→ **GIVEN INSTRUCTION**:
Track down every line below that holds "Ofiki" and copy it.

→ **Data entries**:
begin

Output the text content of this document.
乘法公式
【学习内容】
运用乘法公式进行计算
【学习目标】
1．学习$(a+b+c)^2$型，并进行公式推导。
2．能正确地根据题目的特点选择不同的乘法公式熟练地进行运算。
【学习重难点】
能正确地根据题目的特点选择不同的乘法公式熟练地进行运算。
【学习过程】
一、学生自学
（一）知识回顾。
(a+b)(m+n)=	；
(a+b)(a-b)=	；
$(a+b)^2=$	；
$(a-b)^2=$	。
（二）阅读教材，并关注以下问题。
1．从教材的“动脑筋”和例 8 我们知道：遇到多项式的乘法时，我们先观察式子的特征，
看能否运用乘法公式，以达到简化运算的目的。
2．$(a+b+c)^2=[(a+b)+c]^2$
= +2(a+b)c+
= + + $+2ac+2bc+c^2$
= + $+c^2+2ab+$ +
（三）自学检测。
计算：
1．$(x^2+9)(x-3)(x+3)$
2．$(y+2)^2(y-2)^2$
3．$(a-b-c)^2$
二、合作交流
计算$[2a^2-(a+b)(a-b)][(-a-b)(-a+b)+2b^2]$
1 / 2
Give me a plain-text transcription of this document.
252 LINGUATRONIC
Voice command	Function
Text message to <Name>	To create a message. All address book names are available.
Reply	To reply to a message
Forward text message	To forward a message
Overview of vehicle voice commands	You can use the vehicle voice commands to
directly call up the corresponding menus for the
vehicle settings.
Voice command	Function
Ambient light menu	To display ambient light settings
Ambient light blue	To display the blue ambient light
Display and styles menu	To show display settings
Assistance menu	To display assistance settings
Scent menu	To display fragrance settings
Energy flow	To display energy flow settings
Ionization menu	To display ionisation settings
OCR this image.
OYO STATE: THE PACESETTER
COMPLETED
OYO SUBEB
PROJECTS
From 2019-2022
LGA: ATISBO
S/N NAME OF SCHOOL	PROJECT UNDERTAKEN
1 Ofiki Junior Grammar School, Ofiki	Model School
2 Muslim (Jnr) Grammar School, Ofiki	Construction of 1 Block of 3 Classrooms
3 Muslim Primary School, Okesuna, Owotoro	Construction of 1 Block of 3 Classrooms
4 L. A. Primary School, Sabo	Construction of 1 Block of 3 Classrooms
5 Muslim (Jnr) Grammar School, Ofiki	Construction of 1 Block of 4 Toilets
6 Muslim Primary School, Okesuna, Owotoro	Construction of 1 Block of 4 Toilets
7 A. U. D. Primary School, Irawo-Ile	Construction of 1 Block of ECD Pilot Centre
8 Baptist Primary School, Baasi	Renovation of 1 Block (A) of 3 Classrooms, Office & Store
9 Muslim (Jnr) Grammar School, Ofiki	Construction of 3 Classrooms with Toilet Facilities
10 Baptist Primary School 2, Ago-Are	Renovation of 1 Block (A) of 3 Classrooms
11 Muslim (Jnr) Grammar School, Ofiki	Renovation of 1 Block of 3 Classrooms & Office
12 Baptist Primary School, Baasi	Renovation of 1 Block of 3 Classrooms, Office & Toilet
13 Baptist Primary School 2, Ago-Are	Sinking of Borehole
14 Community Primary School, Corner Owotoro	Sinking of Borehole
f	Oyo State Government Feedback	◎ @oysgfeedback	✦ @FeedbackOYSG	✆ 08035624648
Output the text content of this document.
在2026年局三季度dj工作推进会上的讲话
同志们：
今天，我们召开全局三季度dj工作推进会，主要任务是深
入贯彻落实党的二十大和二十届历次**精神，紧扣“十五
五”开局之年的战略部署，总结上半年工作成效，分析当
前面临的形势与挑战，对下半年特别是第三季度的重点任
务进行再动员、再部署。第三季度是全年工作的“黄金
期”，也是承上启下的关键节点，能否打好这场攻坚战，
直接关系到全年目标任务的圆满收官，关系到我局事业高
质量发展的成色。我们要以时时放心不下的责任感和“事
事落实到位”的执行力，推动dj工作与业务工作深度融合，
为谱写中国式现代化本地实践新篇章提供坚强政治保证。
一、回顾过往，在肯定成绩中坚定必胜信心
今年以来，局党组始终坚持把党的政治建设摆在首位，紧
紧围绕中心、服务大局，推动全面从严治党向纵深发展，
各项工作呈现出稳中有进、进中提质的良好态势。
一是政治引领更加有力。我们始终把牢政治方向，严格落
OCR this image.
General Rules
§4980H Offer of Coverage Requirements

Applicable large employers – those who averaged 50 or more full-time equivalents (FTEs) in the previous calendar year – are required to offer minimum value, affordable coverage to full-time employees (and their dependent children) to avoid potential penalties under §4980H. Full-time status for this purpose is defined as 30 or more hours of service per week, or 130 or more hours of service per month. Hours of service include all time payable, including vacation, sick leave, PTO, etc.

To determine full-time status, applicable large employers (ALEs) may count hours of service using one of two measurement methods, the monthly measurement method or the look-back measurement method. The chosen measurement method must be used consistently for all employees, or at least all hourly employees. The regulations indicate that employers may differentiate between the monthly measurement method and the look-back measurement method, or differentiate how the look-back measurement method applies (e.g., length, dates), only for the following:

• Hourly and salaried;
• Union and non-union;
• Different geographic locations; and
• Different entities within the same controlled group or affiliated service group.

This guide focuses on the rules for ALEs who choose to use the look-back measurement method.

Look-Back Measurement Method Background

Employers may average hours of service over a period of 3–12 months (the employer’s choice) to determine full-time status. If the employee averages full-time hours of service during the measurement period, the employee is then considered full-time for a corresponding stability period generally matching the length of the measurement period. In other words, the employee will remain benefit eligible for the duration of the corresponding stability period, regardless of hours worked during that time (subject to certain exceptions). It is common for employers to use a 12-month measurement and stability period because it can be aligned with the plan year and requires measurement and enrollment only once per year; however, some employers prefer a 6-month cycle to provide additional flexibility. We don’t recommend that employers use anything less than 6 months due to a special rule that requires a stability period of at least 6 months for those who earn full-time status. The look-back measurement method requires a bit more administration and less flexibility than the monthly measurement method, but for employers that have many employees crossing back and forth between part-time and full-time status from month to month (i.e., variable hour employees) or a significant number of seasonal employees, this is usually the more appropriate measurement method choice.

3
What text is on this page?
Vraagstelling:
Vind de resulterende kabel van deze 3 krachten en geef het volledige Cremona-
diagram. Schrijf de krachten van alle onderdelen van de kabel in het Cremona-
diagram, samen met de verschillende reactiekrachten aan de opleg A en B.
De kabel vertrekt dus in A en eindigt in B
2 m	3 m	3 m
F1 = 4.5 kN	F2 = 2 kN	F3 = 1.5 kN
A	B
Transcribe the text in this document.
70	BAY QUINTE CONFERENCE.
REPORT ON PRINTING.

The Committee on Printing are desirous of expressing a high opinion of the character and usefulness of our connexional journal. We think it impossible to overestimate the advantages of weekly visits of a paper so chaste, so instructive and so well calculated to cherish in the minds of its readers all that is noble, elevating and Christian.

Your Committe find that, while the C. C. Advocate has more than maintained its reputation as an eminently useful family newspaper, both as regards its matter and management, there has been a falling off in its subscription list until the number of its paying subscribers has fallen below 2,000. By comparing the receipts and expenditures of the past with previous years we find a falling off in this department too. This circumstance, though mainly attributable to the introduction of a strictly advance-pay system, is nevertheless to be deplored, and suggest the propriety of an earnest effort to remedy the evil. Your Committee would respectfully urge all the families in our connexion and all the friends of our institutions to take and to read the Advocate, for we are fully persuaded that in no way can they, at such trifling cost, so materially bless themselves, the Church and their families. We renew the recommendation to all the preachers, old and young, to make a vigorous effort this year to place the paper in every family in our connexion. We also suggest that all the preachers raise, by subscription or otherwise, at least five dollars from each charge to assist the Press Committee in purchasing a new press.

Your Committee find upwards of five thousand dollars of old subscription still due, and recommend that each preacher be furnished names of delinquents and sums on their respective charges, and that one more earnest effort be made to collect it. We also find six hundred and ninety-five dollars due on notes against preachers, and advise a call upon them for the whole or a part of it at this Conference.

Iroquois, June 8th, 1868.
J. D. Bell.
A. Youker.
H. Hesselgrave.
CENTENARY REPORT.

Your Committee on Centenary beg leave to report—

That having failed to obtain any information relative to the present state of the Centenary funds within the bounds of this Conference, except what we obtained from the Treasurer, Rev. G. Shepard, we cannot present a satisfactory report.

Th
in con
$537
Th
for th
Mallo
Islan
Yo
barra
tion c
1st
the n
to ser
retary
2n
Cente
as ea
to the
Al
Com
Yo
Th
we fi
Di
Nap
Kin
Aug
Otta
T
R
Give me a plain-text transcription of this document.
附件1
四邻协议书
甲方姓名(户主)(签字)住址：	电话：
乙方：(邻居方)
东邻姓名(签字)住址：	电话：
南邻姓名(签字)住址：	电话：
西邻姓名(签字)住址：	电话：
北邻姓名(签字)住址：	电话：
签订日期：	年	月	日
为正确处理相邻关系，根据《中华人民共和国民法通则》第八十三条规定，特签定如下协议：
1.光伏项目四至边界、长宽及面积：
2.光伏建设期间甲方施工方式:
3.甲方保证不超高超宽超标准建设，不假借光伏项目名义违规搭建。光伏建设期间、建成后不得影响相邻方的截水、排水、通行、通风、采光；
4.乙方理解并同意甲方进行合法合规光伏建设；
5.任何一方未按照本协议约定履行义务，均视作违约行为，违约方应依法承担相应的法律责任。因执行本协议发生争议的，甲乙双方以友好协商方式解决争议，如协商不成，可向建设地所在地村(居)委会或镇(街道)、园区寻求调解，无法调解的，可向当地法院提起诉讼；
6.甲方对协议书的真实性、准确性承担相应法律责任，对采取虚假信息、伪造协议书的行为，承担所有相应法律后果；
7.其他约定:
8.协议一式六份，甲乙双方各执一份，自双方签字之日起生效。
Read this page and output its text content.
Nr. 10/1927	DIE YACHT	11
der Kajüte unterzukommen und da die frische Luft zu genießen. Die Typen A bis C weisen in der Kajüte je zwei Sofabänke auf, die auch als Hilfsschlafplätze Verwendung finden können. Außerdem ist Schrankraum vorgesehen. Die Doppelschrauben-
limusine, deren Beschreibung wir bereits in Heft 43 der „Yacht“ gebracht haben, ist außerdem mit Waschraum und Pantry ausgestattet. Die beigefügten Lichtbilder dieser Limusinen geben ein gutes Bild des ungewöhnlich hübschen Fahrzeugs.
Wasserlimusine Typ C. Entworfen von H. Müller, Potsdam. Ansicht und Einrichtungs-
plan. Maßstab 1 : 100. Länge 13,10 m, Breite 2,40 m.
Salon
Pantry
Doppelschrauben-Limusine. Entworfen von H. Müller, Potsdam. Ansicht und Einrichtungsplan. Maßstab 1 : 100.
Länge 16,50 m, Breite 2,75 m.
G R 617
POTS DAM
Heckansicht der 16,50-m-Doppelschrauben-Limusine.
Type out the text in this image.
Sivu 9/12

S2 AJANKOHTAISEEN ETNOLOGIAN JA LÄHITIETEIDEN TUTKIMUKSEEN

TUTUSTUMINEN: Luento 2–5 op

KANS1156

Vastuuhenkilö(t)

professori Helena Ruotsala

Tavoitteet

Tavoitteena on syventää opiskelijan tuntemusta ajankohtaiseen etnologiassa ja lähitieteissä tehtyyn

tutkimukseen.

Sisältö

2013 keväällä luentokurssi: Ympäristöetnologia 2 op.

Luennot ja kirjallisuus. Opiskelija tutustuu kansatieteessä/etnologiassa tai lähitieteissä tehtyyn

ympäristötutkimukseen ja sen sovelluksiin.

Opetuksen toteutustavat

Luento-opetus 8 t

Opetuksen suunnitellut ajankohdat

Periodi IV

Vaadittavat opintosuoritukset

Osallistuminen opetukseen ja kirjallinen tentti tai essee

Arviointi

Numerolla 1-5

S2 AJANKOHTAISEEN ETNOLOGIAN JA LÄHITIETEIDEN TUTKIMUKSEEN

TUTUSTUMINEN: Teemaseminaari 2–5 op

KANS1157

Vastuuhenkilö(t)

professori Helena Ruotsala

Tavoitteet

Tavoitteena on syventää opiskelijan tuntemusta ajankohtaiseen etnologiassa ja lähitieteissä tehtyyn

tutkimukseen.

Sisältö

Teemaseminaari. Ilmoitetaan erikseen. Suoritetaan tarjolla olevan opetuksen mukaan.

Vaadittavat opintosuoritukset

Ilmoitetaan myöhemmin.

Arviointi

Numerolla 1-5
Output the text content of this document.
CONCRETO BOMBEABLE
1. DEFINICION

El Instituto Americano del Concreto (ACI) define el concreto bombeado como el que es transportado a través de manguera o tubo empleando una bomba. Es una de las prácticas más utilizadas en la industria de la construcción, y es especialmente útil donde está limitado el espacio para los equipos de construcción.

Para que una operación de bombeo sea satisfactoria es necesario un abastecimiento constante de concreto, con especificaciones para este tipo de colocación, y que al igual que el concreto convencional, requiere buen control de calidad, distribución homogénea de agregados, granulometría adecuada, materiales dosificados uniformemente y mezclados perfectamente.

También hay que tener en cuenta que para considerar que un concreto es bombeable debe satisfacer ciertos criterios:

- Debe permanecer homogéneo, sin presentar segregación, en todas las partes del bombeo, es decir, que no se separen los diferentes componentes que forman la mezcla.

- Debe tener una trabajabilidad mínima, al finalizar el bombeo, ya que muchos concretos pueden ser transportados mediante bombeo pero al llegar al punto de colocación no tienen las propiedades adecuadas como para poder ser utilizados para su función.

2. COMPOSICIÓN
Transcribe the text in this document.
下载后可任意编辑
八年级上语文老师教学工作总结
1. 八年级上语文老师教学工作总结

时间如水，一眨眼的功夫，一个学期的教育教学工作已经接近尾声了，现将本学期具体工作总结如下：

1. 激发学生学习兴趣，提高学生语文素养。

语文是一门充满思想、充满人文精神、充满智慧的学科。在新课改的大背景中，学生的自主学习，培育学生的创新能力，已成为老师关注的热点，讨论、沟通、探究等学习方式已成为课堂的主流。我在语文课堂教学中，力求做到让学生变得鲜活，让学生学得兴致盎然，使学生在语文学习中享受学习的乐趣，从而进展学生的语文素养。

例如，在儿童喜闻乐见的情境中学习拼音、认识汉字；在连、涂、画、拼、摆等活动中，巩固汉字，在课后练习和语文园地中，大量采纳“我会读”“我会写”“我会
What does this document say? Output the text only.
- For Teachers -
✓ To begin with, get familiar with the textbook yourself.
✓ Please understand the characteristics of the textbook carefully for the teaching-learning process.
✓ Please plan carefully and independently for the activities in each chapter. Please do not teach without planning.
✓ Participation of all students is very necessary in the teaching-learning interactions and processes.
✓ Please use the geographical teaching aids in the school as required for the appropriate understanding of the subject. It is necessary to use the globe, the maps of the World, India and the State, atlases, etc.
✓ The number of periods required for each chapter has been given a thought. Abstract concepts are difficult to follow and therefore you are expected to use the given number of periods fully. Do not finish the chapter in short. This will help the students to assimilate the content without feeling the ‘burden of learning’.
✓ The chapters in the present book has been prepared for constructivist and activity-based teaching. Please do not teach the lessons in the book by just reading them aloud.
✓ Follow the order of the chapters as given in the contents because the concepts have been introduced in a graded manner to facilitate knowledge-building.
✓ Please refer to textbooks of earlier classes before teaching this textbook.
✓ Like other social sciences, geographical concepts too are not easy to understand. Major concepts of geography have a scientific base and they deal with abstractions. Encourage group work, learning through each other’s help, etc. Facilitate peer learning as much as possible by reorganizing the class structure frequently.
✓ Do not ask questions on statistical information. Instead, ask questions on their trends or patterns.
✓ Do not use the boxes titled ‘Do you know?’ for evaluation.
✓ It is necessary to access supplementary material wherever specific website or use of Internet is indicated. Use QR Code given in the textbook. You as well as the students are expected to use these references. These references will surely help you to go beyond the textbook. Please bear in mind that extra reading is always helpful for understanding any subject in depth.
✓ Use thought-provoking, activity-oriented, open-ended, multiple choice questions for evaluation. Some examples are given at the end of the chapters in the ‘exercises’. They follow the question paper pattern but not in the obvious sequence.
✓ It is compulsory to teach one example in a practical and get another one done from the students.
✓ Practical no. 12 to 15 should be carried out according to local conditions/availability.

end

→ **THE SOLUTION**:
1 Ofiki Junior Grammar School, Ofiki	Model School
2 Muslim (Jnr) Grammar School, Ofiki	Construction of 1 Block of 3 Classrooms
5 Muslim (Jnr) Grammar School, Ofiki	Construction of 1 Block of 4 Toilets
9 Muslim (Jnr) Grammar School, Ofiki	Construction of 3 Classrooms with Toilet Facilities
11 Muslim (Jnr) Grammar School, Ofiki	Renovation of 1 Block of 3 Classrooms & Office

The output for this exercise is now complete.